(Aim of the exercise): From the listing below, extract each entry exactly as written, minus the images.

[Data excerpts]
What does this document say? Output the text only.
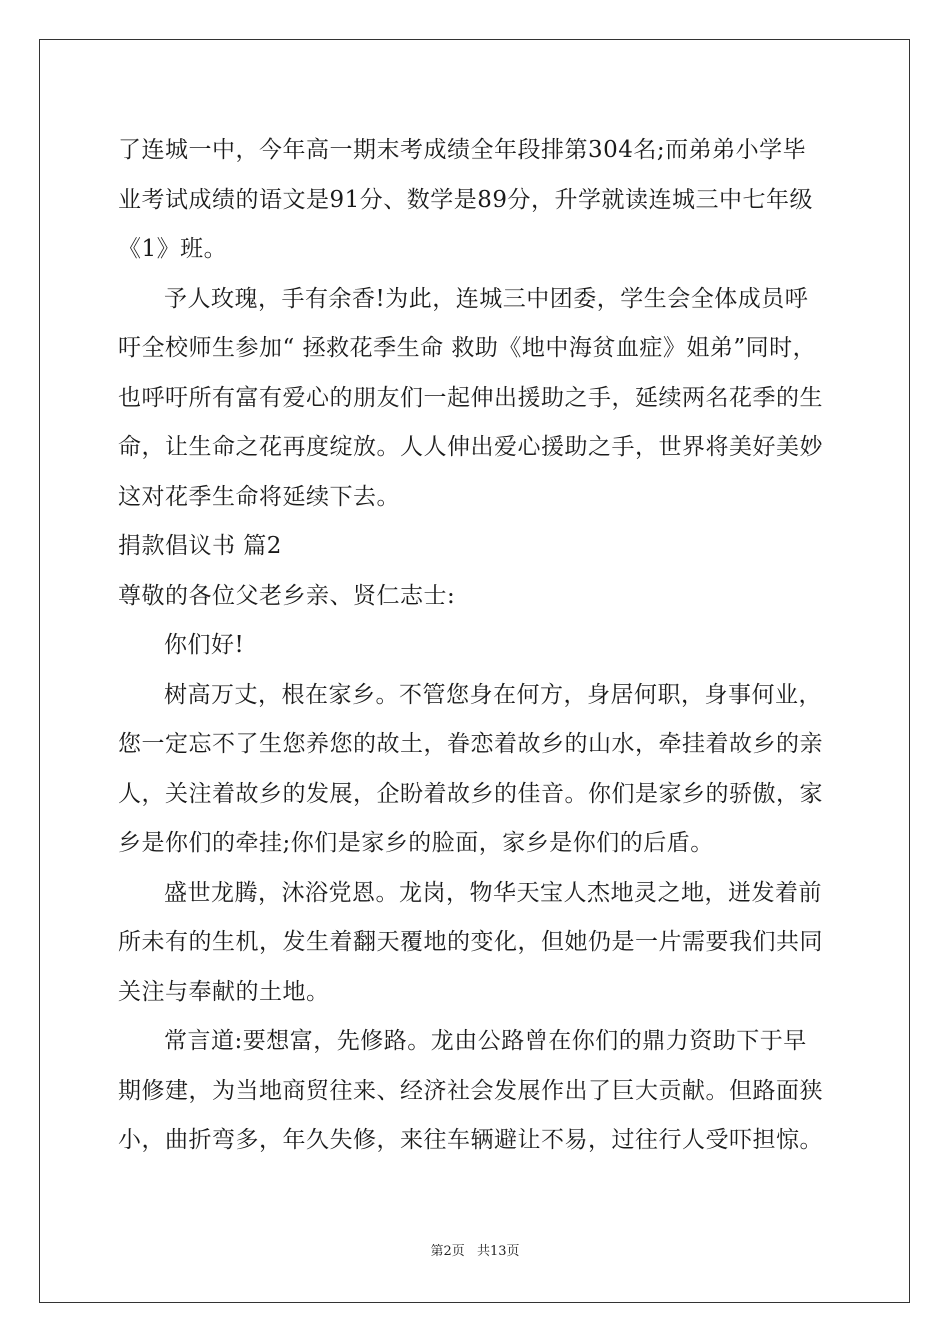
了连城一中，今年高一期末考成绩全年段排第304名;而弟弟小学毕
业考试成绩的语文是91分、数学是89分，升学就读连城三中七年级
《1》班。
予人玫瑰，手有余香!为此，连城三中团委，学生会全体成员呼
吁全校师生参加“ 拯救花季生命 救助《地中海贫血症》姐弟”同时，
也呼吁所有富有爱心的朋友们一起伸出援助之手，延续两名花季的生
命，让生命之花再度绽放。人人伸出爱心援助之手，世界将美好美妙
这对花季生命将延续下去。
捐款倡议书 篇2
尊敬的各位父老乡亲、贤仁志士:
你们好!
树高万丈，根在家乡。不管您身在何方，身居何职，身事何业，
您一定忘不了生您养您的故土，眷恋着故乡的山水，牵挂着故乡的亲
人，关注着故乡的发展，企盼着故乡的佳音。你们是家乡的骄傲，家
乡是你们的牵挂;你们是家乡的脸面，家乡是你们的后盾。
盛世龙腾，沐浴党恩。龙岗，物华天宝人杰地灵之地，迸发着前
所未有的生机，发生着翻天覆地的变化，但她仍是一片需要我们共同
关注与奉献的土地。
常言道:要想富，先修路。龙由公路曾在你们的鼎力资助下于早
期修建，为当地商贸往来、经济社会发展作出了巨大贡献。但路面狭
小，曲折弯多，年久失修，来往车辆避让不易，过往行人受吓担惊。
第2页 共13页
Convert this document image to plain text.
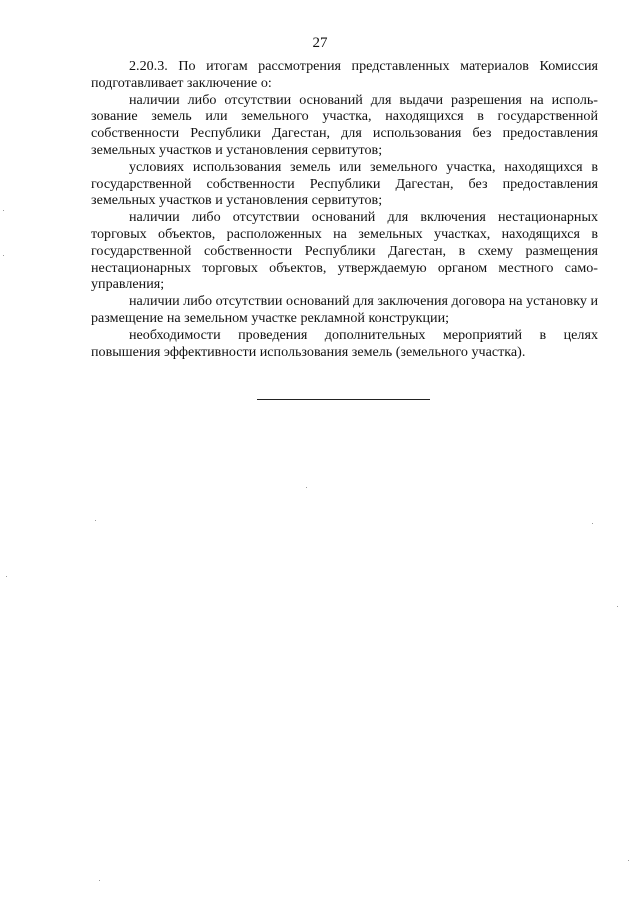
27

2.20.3. По итогам рассмотрения представленных материалов Комиссия подготавливает заключение о:

наличии либо отсутствии оснований для выдачи разрешения на использование земель или земельного участка, находящихся в государственной собственности Республики Дагестан, для использования без предоставления земельных участков и установления сервитутов;

условиях использования земель или земельного участка, находящихся в государственной собственности Республики Дагестан, без предоставления земельных участков и установления сервитутов;

наличии либо отсутствии оснований для включения нестационарных торговых объектов, расположенных на земельных участках, находящихся в государственной собственности Республики Дагестан, в схему размещения нестационарных торговых объектов, утверждаемую органом местного самоуправления;

наличии либо отсутствии оснований для заключения договора на установку и размещение на земельном участке рекламной конструкции;

необходимости проведения дополнительных мероприятий в целях повышения эффективности использования земель (земельного участка).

(Solution to this exercise):
What does this document say? Output the text only.
了连城一中，今年高一期末考成绩全年段排第304名;而弟弟小学毕
业考试成绩的语文是91分、数学是89分，升学就读连城三中七年级
《1》班。
予人玫瑰，手有余香!为此，连城三中团委，学生会全体成员呼
吁全校师生参加“ 拯救花季生命 救助《地中海贫血症》姐弟”同时，
也呼吁所有富有爱心的朋友们一起伸出援助之手，延续两名花季的生
命，让生命之花再度绽放。人人伸出爱心援助之手，世界将美好美妙
这对花季生命将延续下去。
捐款倡议书 篇2
尊敬的各位父老乡亲、贤仁志士:
你们好!
树高万丈，根在家乡。不管您身在何方，身居何职，身事何业，
您一定忘不了生您养您的故土，眷恋着故乡的山水，牵挂着故乡的亲
人，关注着故乡的发展，企盼着故乡的佳音。你们是家乡的骄傲，家
乡是你们的牵挂;你们是家乡的脸面，家乡是你们的后盾。
盛世龙腾，沐浴党恩。龙岗，物华天宝人杰地灵之地，迸发着前
所未有的生机，发生着翻天覆地的变化，但她仍是一片需要我们共同
关注与奉献的土地。
常言道:要想富，先修路。龙由公路曾在你们的鼎力资助下于早
期修建，为当地商贸往来、经济社会发展作出了巨大贡献。但路面狭
小，曲折弯多，年久失修，来往车辆避让不易，过往行人受吓担惊。
第2页 共13页
Convert this document image to plain text.
27

2.20.3. По итогам рассмотрения представленных материалов Комиссия подготавливает заключение о:

наличии либо отсутствии оснований для выдачи разрешения на использование земель или земельного участка, находящихся в государственной собственности Республики Дагестан, для использования без предоставления земельных участков и установления сервитутов;

условиях использования земель или земельного участка, находящихся в государственной собственности Республики Дагестан, без предоставления земельных участков и установления сервитутов;

наличии либо отсутствии оснований для включения нестационарных торговых объектов, расположенных на земельных участках, находящихся в государственной собственности Республики Дагестан, в схему размещения нестационарных торговых объектов, утверждаемую органом местного самоуправления;

наличии либо отсутствии оснований для заключения договора на установку и размещение на земельном участке рекламной конструкции;

необходимости проведения дополнительных мероприятий в целях повышения эффективности использования земель (земельного участка).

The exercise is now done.